• **Your goal**: Write out the records that appear below, verbatim and complete, but without pictures.

^^^^^^^^^^^^^^^^

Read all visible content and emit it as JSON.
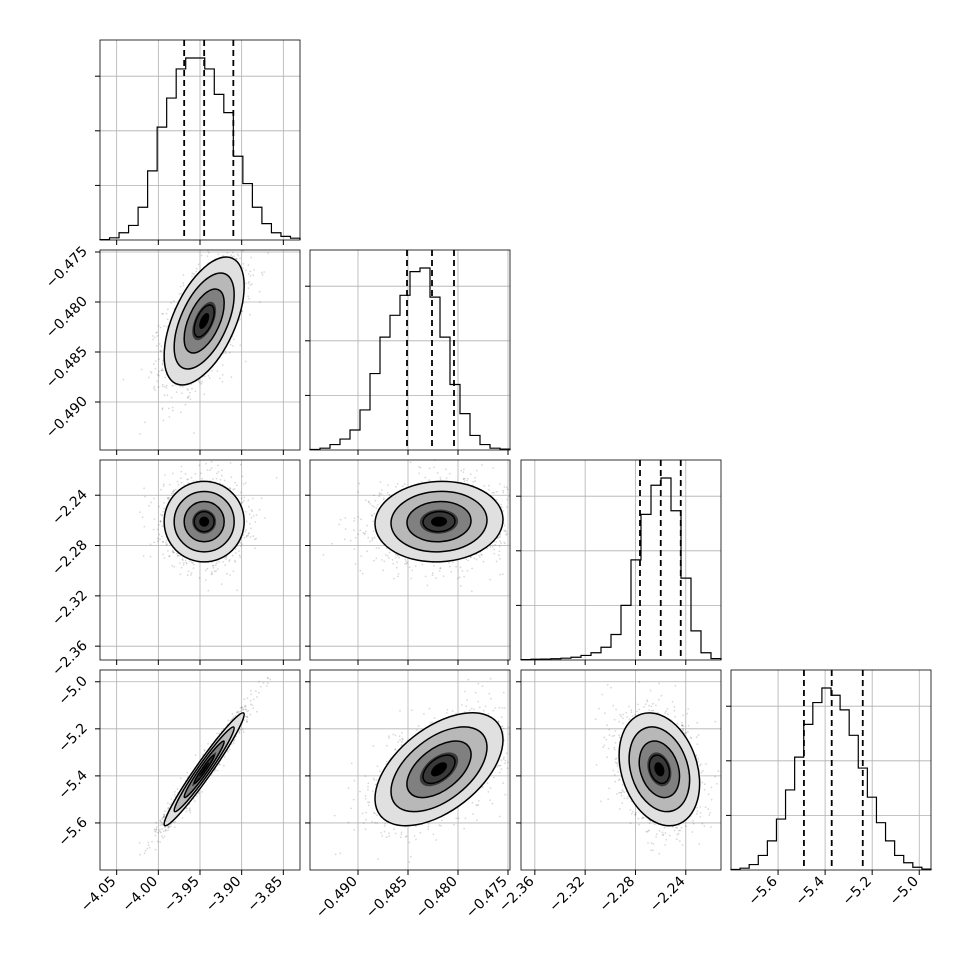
{
  "chart_data": {
    "type": "corner",
    "grid": true,
    "parameters": [
      {
        "key": "p0",
        "mean": -3.945,
        "std": 0.024,
        "range": [
          -4.07,
          -3.83
        ],
        "ticks": [
          -4.05,
          -4.0,
          -3.95,
          -3.9,
          -3.85
        ],
        "tick_labels": [
          "−4.05",
          "−4.00",
          "−3.95",
          "−3.90",
          "−3.85"
        ],
        "quantiles": [
          -3.969,
          -3.945,
          -3.91
        ],
        "hist": [
          0.002,
          0.012,
          0.04,
          0.08,
          0.18,
          0.38,
          0.62,
          0.78,
          0.94,
          1.0,
          1.0,
          0.94,
          0.8,
          0.7,
          0.46,
          0.31,
          0.18,
          0.09,
          0.04,
          0.02,
          0.01
        ]
      },
      {
        "key": "p1",
        "mean": -0.4819,
        "std": 0.0032,
        "range": [
          -0.4948,
          -0.4748
        ],
        "ticks": [
          -0.49,
          -0.485,
          -0.48,
          -0.475
        ],
        "tick_labels": [
          "−0.490",
          "−0.485",
          "−0.480",
          "−0.475"
        ],
        "quantiles": [
          -0.4851,
          -0.4826,
          -0.4804
        ],
        "hist": [
          0.003,
          0.01,
          0.03,
          0.06,
          0.11,
          0.22,
          0.42,
          0.62,
          0.74,
          0.85,
          0.98,
          1.0,
          0.84,
          0.62,
          0.36,
          0.2,
          0.08,
          0.03,
          0.01,
          0.005
        ]
      },
      {
        "key": "p2",
        "mean": -2.261,
        "std": 0.016,
        "range": [
          -2.371,
          -2.212
        ],
        "ticks": [
          -2.36,
          -2.32,
          -2.28,
          -2.24
        ],
        "tick_labels": [
          "−2.36",
          "−2.32",
          "−2.28",
          "−2.24"
        ],
        "quantiles": [
          -2.2764,
          -2.2599,
          -2.244
        ],
        "hist": [
          0.002,
          0.004,
          0.005,
          0.007,
          0.01,
          0.015,
          0.025,
          0.04,
          0.07,
          0.14,
          0.3,
          0.55,
          0.8,
          0.96,
          1.0,
          0.82,
          0.45,
          0.16,
          0.04,
          0.008
        ]
      },
      {
        "key": "p3",
        "mean": -5.372,
        "std": 0.12,
        "range": [
          -5.8,
          -4.95
        ],
        "ticks": [
          -5.6,
          -5.4,
          -5.2,
          -5.0
        ],
        "tick_labels": [
          "−5.6",
          "−5.4",
          "−5.2",
          "−5.0"
        ],
        "quantiles": [
          -5.49,
          -5.372,
          -5.24
        ],
        "hist": [
          0.003,
          0.01,
          0.03,
          0.08,
          0.16,
          0.28,
          0.44,
          0.62,
          0.8,
          0.92,
          1.0,
          0.96,
          0.88,
          0.74,
          0.56,
          0.4,
          0.26,
          0.16,
          0.08,
          0.04,
          0.015,
          0.005
        ]
      }
    ],
    "correlations": [
      [
        1.0,
        0.55,
        0.0,
        0.97
      ],
      [
        0.55,
        1.0,
        0.05,
        0.52
      ],
      [
        0.0,
        0.05,
        1.0,
        -0.25
      ],
      [
        0.97,
        0.52,
        -0.25,
        1.0
      ]
    ]
  }
}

^^^^^^^^^^^^^^^^

• **Solution for this problem**:
Read all visible content and emit it as JSON.
{
  "chart_data": {
    "type": "corner",
    "grid": true,
    "parameters": [
      {
        "key": "p0",
        "mean": -3.945,
        "std": 0.024,
        "range": [
          -4.07,
          -3.83
        ],
        "ticks": [
          -4.05,
          -4.0,
          -3.95,
          -3.9,
          -3.85
        ],
        "tick_labels": [
          "−4.05",
          "−4.00",
          "−3.95",
          "−3.90",
          "−3.85"
        ],
        "quantiles": [
          -3.969,
          -3.945,
          -3.91
        ],
        "hist": [
          0.002,
          0.012,
          0.04,
          0.08,
          0.18,
          0.38,
          0.62,
          0.78,
          0.94,
          1.0,
          1.0,
          0.94,
          0.8,
          0.7,
          0.46,
          0.31,
          0.18,
          0.09,
          0.04,
          0.02,
          0.01
        ]
      },
      {
        "key": "p1",
        "mean": -0.4819,
        "std": 0.0032,
        "range": [
          -0.4948,
          -0.4748
        ],
        "ticks": [
          -0.49,
          -0.485,
          -0.48,
          -0.475
        ],
        "tick_labels": [
          "−0.490",
          "−0.485",
          "−0.480",
          "−0.475"
        ],
        "quantiles": [
          -0.4851,
          -0.4826,
          -0.4804
        ],
        "hist": [
          0.003,
          0.01,
          0.03,
          0.06,
          0.11,
          0.22,
          0.42,
          0.62,
          0.74,
          0.85,
          0.98,
          1.0,
          0.84,
          0.62,
          0.36,
          0.2,
          0.08,
          0.03,
          0.01,
          0.005
        ]
      },
      {
        "key": "p2",
        "mean": -2.261,
        "std": 0.016,
        "range": [
          -2.371,
          -2.212
        ],
        "ticks": [
          -2.36,
          -2.32,
          -2.28,
          -2.24
        ],
        "tick_labels": [
          "−2.36",
          "−2.32",
          "−2.28",
          "−2.24"
        ],
        "quantiles": [
          -2.2764,
          -2.2599,
          -2.244
        ],
        "hist": [
          0.002,
          0.004,
          0.005,
          0.007,
          0.01,
          0.015,
          0.025,
          0.04,
          0.07,
          0.14,
          0.3,
          0.55,
          0.8,
          0.96,
          1.0,
          0.82,
          0.45,
          0.16,
          0.04,
          0.008
        ]
      },
      {
        "key": "p3",
        "mean": -5.372,
        "std": 0.12,
        "range": [
          -5.8,
          -4.95
        ],
        "ticks": [
          -5.6,
          -5.4,
          -5.2,
          -5.0
        ],
        "tick_labels": [
          "−5.6",
          "−5.4",
          "−5.2",
          "−5.0"
        ],
        "quantiles": [
          -5.49,
          -5.372,
          -5.24
        ],
        "hist": [
          0.003,
          0.01,
          0.03,
          0.08,
          0.16,
          0.28,
          0.44,
          0.62,
          0.8,
          0.92,
          1.0,
          0.96,
          0.88,
          0.74,
          0.56,
          0.4,
          0.26,
          0.16,
          0.08,
          0.04,
          0.015,
          0.005
        ]
      }
    ],
    "correlations": [
      [
        1.0,
        0.55,
        0.0,
        0.97
      ],
      [
        0.55,
        1.0,
        0.05,
        0.52
      ],
      [
        0.0,
        0.05,
        1.0,
        -0.25
      ],
      [
        0.97,
        0.52,
        -0.25,
        1.0
      ]
    ]
  }
}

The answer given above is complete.